** Выбранный отрывок **

---*---

30 декабря 1905 родился Даниил Хармс - советский писатель, поэт, прозаик (умер 2 февраля 1942 г в блокадном Ленинграде)
ДАНИИЛ ХАРМС. ЖИЗНЬ ЧЕЛОВЕКА НА ВЕТРУ
Рукописи стихов и прозы Хармса, которые почти не публиковались при его жизни, чудом спас и сохранил его друг Яков Друскин. Впервые они появились в самиздате 70-х годов. С тех пор Хармсу подражают, его цитируют, по Хармсу ставят драматические спектакли, балеты и оперы. Но уже в 60-е годы его детские стихи издаются такими же тиражами, как стихи Чуковского и Маршака, с которыми, Хармс вместе работал в конце 20-х и в начале 30-х годов в знаменитых детских журналах «Еж» и «Чиж».
Судьба же самого Даниила Ивановича, как и его соратников по ОБЭРИУ («Объединение реального искусства») сложилась страшно. Из всей «великолепной четверки» поэтов, составивших славу этого недолгого творческого союза, своей смертью умер только Николай Заболоцкий, да и тот провел восемь лет в сталинских тюрьмах, лагерях и ссылке. Николай Олейников был расстрелян в 1937 году, а Александр Введенский и сам Хармс погибли в заключении. С любезного разрешения издательства, мы публикуем главу из книги Валерия Шубинского, посвященную последним дням, проведенным Хармсом на свободе. Весьма относительно на свободе – в блокадном Ленинграде 1941 года. Насмешка судьбы в абсурдистском хармсовском стиле, уже живя в реальном – кажется, ниже некуда – аду, он спускается еще на два круга – сначала в тюрьму, а затем в психиатрическую лечебницу.
В пятом номере “Чижа” за 1941 год было напечатано стихотворение Хармса “Цирк Принтипрам”, одно из тех детских стихотворений, которое неотделимы от его “взрослой” лирики, причем в самых вершинных ее проявлениях. Как будто ничего особенного не сказано в этом стихотворении, перекликающемся и с “Цирком Шардам”, и с давним “Цирком” Заболоцкого (1928). Но какими-то зловещими предчувствиями веет от последних строк:
Уже весной Хармса томили мрачные мысли о надвигающемся кошмаре. Наталье Гернет он говорил: “Уезжайте! Будет война, Ленинград ждет участь Ковентри”. Английский город Ковентри, центр военной промышленности, подвергся страшному налету авиации 14 ноября 1940 года. Погибло около пятисот человек… Знал бы Хармс, насколько ужаснее предстоящая участь Ленинграда!
И вот война началась.
Кажется, в день ее начала Хармс был в Москве. Об этом свидетельствуют воспоминания Павла Зальцмана. Он встретился с Даниилом Ивановичем и Мариной Владимировной у Татьяны Глебовой в последних числах июня.

---*---

** Исходные данные **
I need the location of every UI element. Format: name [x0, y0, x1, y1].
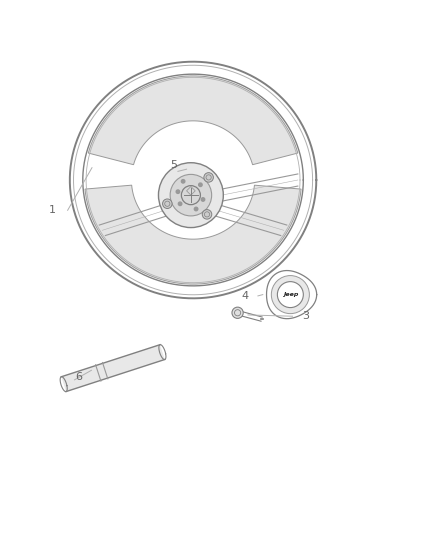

---*---

** Задание 1 **
Определите, согласуются ли с выбранным отрывком утверждения (a) «рукописи Хармса сохранил Яков Друскин», (b) «Николай Олейников умер своей смертью» и (c) «налет авиации на Ковентри произошел 14 ноября 1941 года». Для каждого ответьте «да» или «нет» и приведите точную цитату из отрывка, на которой основан ответ.
** Задание 2 **
Назовите всех поэтов «великолепной четверки» ОБЭРИУ, упомянутых в выбранном отрывке.

** Правильный ответ 1 **
(a) Да: «чудом спас и сохранил его друг Яков Друскин».
(b) Нет: «Николай Олейников был расстрелян в 1937 году».
(c) Нет: «подвергся страшному налету авиации 14 ноября 1940 года».

** Правильный ответ 2 **
Николай Заболоцкий, Николай Олейников, Александр Введенский, Даниил Хармс.